* [Records supplied]
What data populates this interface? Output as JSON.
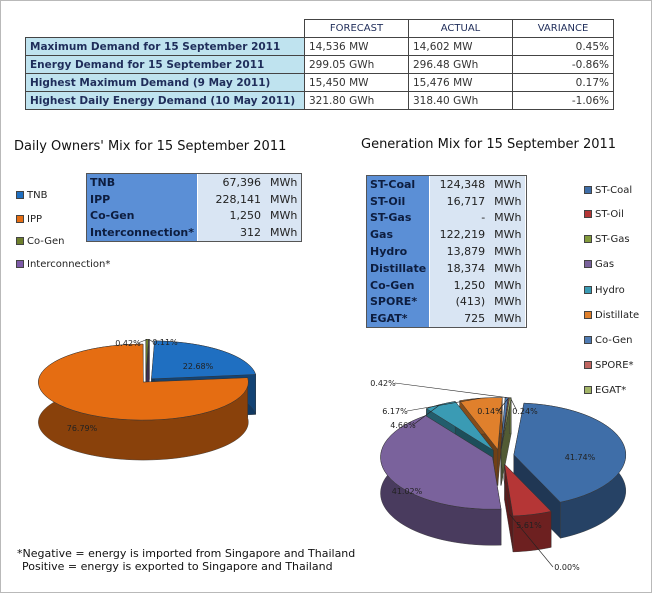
{
  "summary": {
    "headers": [
      "",
      "FORECAST",
      "ACTUAL",
      "VARIANCE"
    ],
    "rows": [
      {
        "label": "Maximum Demand for 15 September 2011",
        "forecast": "14,536 MW",
        "actual": "14,602 MW",
        "variance": "0.45%"
      },
      {
        "label": "Energy Demand for 15 September 2011",
        "forecast": "299.05 GWh",
        "actual": "296.48 GWh",
        "variance": "-0.86%"
      },
      {
        "label": "Highest Maximum Demand (9 May 2011)",
        "forecast": "15,450 MW",
        "actual": "15,476 MW",
        "variance": "0.17%"
      },
      {
        "label": "Highest Daily Energy Demand (10 May 2011)",
        "forecast": "321.80 GWh",
        "actual": "318.40 GWh",
        "variance": "-1.06%"
      }
    ]
  },
  "owners_title": "Daily Owners' Mix for 15 September 2011",
  "generation_title": "Generation Mix for 15 September 2011",
  "owners_table": [
    {
      "name": "TNB",
      "value": "67,396",
      "unit": "MWh"
    },
    {
      "name": "IPP",
      "value": "228,141",
      "unit": "MWh"
    },
    {
      "name": "Co-Gen",
      "value": "1,250",
      "unit": "MWh"
    },
    {
      "name": "Interconnection*",
      "value": "312",
      "unit": "MWh"
    }
  ],
  "generation_table": [
    {
      "name": "ST-Coal",
      "value": "124,348",
      "unit": "MWh"
    },
    {
      "name": "ST-Oil",
      "value": "16,717",
      "unit": "MWh"
    },
    {
      "name": "ST-Gas",
      "value": "-",
      "unit": "MWh"
    },
    {
      "name": "Gas",
      "value": "122,219",
      "unit": "MWh"
    },
    {
      "name": "Hydro",
      "value": "13,879",
      "unit": "MWh"
    },
    {
      "name": "Distillate",
      "value": "18,374",
      "unit": "MWh"
    },
    {
      "name": "Co-Gen",
      "value": "1,250",
      "unit": "MWh"
    },
    {
      "name": "SPORE*",
      "value": "(413)",
      "unit": "MWh"
    },
    {
      "name": "EGAT*",
      "value": "725",
      "unit": "MWh"
    }
  ],
  "note": {
    "line1": "*Negative = energy is imported from Singapore and Thailand",
    "line2": "Positive = energy is exported to Singapore and Thailand"
  },
  "chart_data": [
    {
      "type": "pie",
      "title": "Daily Owners' Mix for 15 September 2011",
      "legend_position": "left",
      "slices": [
        {
          "name": "TNB",
          "value": 22.68,
          "label": "22.68%",
          "color": "#1f6fc1"
        },
        {
          "name": "IPP",
          "value": 76.79,
          "label": "76.79%",
          "color": "#e56d12"
        },
        {
          "name": "Co-Gen",
          "value": 0.42,
          "label": "0.42%",
          "color": "#6e7f2c"
        },
        {
          "name": "Interconnection*",
          "value": 0.11,
          "label": "0.11%",
          "color": "#7d5aa8"
        }
      ]
    },
    {
      "type": "pie",
      "title": "Generation Mix for 15 September 2011",
      "legend_position": "right",
      "slices": [
        {
          "name": "ST-Coal",
          "value": 41.74,
          "label": "41.74%",
          "color": "#3f6ea8"
        },
        {
          "name": "ST-Oil",
          "value": 5.61,
          "label": "5.61%",
          "color": "#b53636"
        },
        {
          "name": "ST-Gas",
          "value": 0.0,
          "label": "0.00%",
          "color": "#839b3c"
        },
        {
          "name": "Gas",
          "value": 41.02,
          "label": "41.02%",
          "color": "#7a629c"
        },
        {
          "name": "Hydro",
          "value": 4.66,
          "label": "4.66%",
          "color": "#3a9bb4"
        },
        {
          "name": "Distillate",
          "value": 6.17,
          "label": "6.17%",
          "color": "#e0802c"
        },
        {
          "name": "Co-Gen",
          "value": 0.42,
          "label": "0.42%",
          "color": "#4f7bb3"
        },
        {
          "name": "SPORE*",
          "value": 0.14,
          "label": "0.14%",
          "color": "#c06560"
        },
        {
          "name": "EGAT*",
          "value": 0.24,
          "label": "0.24%",
          "color": "#a3b568"
        }
      ]
    }
  ]
}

* [Your goal]
Write out the entries again, exactly as given, skipping any images.

* [Exercise result]
What data populates this interface? Output as JSON.
{
  "summary": {
    "headers": [
      "",
      "FORECAST",
      "ACTUAL",
      "VARIANCE"
    ],
    "rows": [
      {
        "label": "Maximum Demand for 15 September 2011",
        "forecast": "14,536 MW",
        "actual": "14,602 MW",
        "variance": "0.45%"
      },
      {
        "label": "Energy Demand for 15 September 2011",
        "forecast": "299.05 GWh",
        "actual": "296.48 GWh",
        "variance": "-0.86%"
      },
      {
        "label": "Highest Maximum Demand (9 May 2011)",
        "forecast": "15,450 MW",
        "actual": "15,476 MW",
        "variance": "0.17%"
      },
      {
        "label": "Highest Daily Energy Demand (10 May 2011)",
        "forecast": "321.80 GWh",
        "actual": "318.40 GWh",
        "variance": "-1.06%"
      }
    ]
  },
  "owners_title": "Daily Owners' Mix for 15 September 2011",
  "generation_title": "Generation Mix for 15 September 2011",
  "owners_table": [
    {
      "name": "TNB",
      "value": "67,396",
      "unit": "MWh"
    },
    {
      "name": "IPP",
      "value": "228,141",
      "unit": "MWh"
    },
    {
      "name": "Co-Gen",
      "value": "1,250",
      "unit": "MWh"
    },
    {
      "name": "Interconnection*",
      "value": "312",
      "unit": "MWh"
    }
  ],
  "generation_table": [
    {
      "name": "ST-Coal",
      "value": "124,348",
      "unit": "MWh"
    },
    {
      "name": "ST-Oil",
      "value": "16,717",
      "unit": "MWh"
    },
    {
      "name": "ST-Gas",
      "value": "-",
      "unit": "MWh"
    },
    {
      "name": "Gas",
      "value": "122,219",
      "unit": "MWh"
    },
    {
      "name": "Hydro",
      "value": "13,879",
      "unit": "MWh"
    },
    {
      "name": "Distillate",
      "value": "18,374",
      "unit": "MWh"
    },
    {
      "name": "Co-Gen",
      "value": "1,250",
      "unit": "MWh"
    },
    {
      "name": "SPORE*",
      "value": "(413)",
      "unit": "MWh"
    },
    {
      "name": "EGAT*",
      "value": "725",
      "unit": "MWh"
    }
  ],
  "note": {
    "line1": "*Negative = energy is imported from Singapore and Thailand",
    "line2": "Positive = energy is exported to Singapore and Thailand"
  },
  "chart_data": [
    {
      "type": "pie",
      "title": "Daily Owners' Mix for 15 September 2011",
      "legend_position": "left",
      "slices": [
        {
          "name": "TNB",
          "value": 22.68,
          "label": "22.68%",
          "color": "#1f6fc1"
        },
        {
          "name": "IPP",
          "value": 76.79,
          "label": "76.79%",
          "color": "#e56d12"
        },
        {
          "name": "Co-Gen",
          "value": 0.42,
          "label": "0.42%",
          "color": "#6e7f2c"
        },
        {
          "name": "Interconnection*",
          "value": 0.11,
          "label": "0.11%",
          "color": "#7d5aa8"
        }
      ]
    },
    {
      "type": "pie",
      "title": "Generation Mix for 15 September 2011",
      "legend_position": "right",
      "slices": [
        {
          "name": "ST-Coal",
          "value": 41.74,
          "label": "41.74%",
          "color": "#3f6ea8"
        },
        {
          "name": "ST-Oil",
          "value": 5.61,
          "label": "5.61%",
          "color": "#b53636"
        },
        {
          "name": "ST-Gas",
          "value": 0.0,
          "label": "0.00%",
          "color": "#839b3c"
        },
        {
          "name": "Gas",
          "value": 41.02,
          "label": "41.02%",
          "color": "#7a629c"
        },
        {
          "name": "Hydro",
          "value": 4.66,
          "label": "4.66%",
          "color": "#3a9bb4"
        },
        {
          "name": "Distillate",
          "value": 6.17,
          "label": "6.17%",
          "color": "#e0802c"
        },
        {
          "name": "Co-Gen",
          "value": 0.42,
          "label": "0.42%",
          "color": "#4f7bb3"
        },
        {
          "name": "SPORE*",
          "value": 0.14,
          "label": "0.14%",
          "color": "#c06560"
        },
        {
          "name": "EGAT*",
          "value": 0.24,
          "label": "0.24%",
          "color": "#a3b568"
        }
      ]
    }
  ]
}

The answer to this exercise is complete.